▸ **What the task asks**:
Give every line of the entries, from the first line through the line containing "candle [585,229,594,293]", as a JSON list of strings with one string per line and blank lines omitted.

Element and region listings
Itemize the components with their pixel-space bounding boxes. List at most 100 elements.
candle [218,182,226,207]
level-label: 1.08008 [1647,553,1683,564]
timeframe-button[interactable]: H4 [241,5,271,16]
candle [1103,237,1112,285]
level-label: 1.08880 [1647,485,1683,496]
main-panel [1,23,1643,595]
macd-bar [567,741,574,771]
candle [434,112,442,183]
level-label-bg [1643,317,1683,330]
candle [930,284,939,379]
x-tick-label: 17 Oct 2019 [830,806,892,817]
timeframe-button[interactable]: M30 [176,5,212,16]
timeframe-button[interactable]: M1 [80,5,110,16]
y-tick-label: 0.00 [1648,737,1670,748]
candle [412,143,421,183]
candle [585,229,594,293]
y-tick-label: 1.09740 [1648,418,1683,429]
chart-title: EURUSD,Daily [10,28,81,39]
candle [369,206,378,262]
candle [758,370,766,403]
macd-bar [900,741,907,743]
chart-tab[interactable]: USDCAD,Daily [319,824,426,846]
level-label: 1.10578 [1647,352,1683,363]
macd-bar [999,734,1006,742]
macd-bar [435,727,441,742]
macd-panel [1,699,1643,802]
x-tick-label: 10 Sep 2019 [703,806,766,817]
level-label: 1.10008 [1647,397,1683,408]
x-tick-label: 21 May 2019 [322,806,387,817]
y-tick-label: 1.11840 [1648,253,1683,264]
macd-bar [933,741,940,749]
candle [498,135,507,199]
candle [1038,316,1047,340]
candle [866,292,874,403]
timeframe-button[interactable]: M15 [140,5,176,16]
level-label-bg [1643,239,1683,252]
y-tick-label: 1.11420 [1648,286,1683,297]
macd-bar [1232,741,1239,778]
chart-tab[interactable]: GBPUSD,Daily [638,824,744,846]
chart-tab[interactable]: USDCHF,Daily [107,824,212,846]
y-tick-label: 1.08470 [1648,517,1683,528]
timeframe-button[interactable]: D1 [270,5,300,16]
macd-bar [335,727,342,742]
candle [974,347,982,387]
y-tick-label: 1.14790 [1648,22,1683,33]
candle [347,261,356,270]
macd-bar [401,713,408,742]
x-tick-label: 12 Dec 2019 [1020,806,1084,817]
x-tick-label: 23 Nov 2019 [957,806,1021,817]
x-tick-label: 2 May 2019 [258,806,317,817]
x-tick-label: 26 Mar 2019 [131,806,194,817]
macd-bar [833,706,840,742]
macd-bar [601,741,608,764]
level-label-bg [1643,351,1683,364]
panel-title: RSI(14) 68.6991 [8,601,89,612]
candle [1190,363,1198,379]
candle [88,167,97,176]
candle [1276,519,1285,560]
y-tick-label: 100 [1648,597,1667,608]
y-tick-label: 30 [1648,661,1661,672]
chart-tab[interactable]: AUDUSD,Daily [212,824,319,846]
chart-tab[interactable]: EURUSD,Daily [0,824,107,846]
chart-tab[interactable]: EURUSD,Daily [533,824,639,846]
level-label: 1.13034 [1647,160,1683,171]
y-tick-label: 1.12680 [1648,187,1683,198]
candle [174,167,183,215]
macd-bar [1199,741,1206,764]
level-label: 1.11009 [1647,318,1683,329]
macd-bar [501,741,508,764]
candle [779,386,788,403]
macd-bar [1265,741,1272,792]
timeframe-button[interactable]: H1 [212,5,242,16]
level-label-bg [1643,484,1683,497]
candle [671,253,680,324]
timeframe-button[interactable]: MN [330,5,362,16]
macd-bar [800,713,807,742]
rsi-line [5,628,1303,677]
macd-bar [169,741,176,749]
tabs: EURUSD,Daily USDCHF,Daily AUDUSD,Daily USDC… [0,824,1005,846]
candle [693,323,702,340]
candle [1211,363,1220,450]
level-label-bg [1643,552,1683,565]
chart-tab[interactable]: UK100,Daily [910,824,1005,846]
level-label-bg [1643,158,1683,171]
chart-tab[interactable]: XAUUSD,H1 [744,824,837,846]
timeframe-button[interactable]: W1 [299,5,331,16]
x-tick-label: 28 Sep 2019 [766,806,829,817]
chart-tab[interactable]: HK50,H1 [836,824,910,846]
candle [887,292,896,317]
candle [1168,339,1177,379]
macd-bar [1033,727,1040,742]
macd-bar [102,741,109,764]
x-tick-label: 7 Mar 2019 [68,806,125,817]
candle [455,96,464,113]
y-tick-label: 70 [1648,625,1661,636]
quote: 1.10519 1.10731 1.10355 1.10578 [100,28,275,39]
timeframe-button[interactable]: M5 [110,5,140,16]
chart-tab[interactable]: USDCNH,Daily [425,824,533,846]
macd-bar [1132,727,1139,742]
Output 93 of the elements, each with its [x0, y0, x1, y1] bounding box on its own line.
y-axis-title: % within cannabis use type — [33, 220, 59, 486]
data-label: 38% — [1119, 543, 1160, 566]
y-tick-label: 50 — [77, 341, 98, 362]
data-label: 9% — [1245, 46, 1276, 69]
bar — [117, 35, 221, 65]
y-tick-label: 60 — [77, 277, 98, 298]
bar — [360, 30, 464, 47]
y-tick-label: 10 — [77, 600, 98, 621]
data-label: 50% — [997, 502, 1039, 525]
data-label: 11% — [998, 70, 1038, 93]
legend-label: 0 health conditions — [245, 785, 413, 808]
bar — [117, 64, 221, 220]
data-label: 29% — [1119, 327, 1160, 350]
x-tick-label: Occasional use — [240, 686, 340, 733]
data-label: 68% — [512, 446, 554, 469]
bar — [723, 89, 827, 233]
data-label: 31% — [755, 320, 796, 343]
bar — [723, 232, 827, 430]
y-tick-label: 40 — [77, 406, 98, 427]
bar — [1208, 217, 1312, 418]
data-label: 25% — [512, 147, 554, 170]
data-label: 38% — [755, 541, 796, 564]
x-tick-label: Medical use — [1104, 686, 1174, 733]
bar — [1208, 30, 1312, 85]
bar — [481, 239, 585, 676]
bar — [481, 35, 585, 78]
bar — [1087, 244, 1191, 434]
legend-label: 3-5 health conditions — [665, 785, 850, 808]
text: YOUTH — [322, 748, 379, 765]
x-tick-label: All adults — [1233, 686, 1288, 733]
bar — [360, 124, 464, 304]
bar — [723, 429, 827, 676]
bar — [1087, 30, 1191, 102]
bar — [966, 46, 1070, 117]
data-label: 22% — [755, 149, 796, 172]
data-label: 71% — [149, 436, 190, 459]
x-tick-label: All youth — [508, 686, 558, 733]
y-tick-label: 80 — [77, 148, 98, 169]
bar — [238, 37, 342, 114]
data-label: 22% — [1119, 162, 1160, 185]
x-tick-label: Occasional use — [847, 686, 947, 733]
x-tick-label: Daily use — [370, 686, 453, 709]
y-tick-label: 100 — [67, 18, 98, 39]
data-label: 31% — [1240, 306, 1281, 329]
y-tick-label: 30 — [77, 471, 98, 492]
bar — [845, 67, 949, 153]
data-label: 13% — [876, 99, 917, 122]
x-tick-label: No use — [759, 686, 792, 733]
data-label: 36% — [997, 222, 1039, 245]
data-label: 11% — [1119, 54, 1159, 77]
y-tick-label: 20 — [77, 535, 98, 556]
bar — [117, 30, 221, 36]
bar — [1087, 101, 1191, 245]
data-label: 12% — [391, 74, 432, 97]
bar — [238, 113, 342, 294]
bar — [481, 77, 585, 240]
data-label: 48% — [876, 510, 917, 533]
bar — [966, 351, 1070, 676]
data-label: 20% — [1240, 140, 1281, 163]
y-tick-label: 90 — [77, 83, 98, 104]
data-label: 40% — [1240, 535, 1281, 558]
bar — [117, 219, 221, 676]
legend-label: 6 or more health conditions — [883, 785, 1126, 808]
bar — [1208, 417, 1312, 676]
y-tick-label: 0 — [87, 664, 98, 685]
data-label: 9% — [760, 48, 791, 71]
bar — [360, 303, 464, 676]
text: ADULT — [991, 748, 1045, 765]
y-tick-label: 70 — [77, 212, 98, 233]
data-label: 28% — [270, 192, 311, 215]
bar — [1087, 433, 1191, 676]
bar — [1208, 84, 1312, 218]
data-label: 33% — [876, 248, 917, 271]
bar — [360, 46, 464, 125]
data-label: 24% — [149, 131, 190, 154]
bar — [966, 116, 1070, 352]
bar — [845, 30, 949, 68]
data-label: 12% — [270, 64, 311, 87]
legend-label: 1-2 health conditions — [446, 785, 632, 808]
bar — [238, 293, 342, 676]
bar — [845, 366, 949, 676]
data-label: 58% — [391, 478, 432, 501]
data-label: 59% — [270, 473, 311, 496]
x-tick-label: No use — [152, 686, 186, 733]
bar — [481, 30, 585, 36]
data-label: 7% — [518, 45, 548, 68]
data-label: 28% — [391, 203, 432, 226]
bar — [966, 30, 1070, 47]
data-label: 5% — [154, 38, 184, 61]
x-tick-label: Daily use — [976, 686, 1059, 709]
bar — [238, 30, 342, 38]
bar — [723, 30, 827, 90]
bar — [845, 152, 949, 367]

▸ **Exercise solution**:
[
  "Itemize the components with their pixel-space bounding boxes. List at most 100 elements.",
  "candle [218,182,226,207]",
  "level-label: 1.08008 [1647,553,1683,564]",
  "timeframe-button[interactable]: H4 [241,5,271,16]",
  "candle [1103,237,1112,285]",
  "level-label: 1.08880 [1647,485,1683,496]",
  "main-panel [1,23,1643,595]",
  "macd-bar [567,741,574,771]",
  "candle [434,112,442,183]",
  "level-label-bg [1643,317,1683,330]",
  "candle [930,284,939,379]",
  "x-tick-label: 17 Oct 2019 [830,806,892,817]",
  "timeframe-button[interactable]: M30 [176,5,212,16]",
  "timeframe-button[interactable]: M1 [80,5,110,16]",
  "y-tick-label: 0.00 [1648,737,1670,748]",
  "candle [412,143,421,183]",
  "candle [585,229,594,293]"
]